# Required task:
Check each line of the records below for the string "редакции", then state how many lines contain it, with no other output.

(Collection entries)
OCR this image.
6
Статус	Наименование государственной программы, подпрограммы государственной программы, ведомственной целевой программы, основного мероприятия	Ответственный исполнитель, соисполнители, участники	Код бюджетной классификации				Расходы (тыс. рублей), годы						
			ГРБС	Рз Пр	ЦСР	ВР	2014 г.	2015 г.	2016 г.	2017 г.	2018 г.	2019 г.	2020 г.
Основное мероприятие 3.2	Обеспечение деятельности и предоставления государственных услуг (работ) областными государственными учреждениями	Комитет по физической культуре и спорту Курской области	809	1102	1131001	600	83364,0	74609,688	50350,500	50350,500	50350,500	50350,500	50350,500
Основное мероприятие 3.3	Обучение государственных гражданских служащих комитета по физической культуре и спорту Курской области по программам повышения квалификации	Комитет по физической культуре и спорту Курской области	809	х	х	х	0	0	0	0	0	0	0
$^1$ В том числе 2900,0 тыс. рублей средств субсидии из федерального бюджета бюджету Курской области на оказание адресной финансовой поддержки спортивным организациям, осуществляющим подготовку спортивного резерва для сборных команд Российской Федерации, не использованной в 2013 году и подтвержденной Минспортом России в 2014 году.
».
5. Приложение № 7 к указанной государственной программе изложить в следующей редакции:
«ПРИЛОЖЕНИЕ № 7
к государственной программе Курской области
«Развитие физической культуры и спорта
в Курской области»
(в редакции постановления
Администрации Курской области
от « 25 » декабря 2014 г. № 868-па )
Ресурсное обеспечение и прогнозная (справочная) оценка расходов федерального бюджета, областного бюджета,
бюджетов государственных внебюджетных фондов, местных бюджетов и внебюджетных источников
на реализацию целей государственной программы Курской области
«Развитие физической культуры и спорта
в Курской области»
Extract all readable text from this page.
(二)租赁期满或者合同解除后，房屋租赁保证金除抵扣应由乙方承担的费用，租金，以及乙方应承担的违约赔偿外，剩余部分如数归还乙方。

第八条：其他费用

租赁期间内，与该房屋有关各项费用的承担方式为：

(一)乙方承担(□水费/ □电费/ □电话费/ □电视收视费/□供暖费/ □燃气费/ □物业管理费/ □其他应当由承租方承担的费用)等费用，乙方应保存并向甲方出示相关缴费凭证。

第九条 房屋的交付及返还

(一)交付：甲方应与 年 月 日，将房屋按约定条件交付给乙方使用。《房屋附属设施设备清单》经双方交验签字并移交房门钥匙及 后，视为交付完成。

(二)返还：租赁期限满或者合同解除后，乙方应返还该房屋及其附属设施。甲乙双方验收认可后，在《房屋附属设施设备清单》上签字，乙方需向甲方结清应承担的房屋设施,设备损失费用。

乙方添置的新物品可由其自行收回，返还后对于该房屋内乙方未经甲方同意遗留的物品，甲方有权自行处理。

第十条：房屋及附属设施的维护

# The response:
2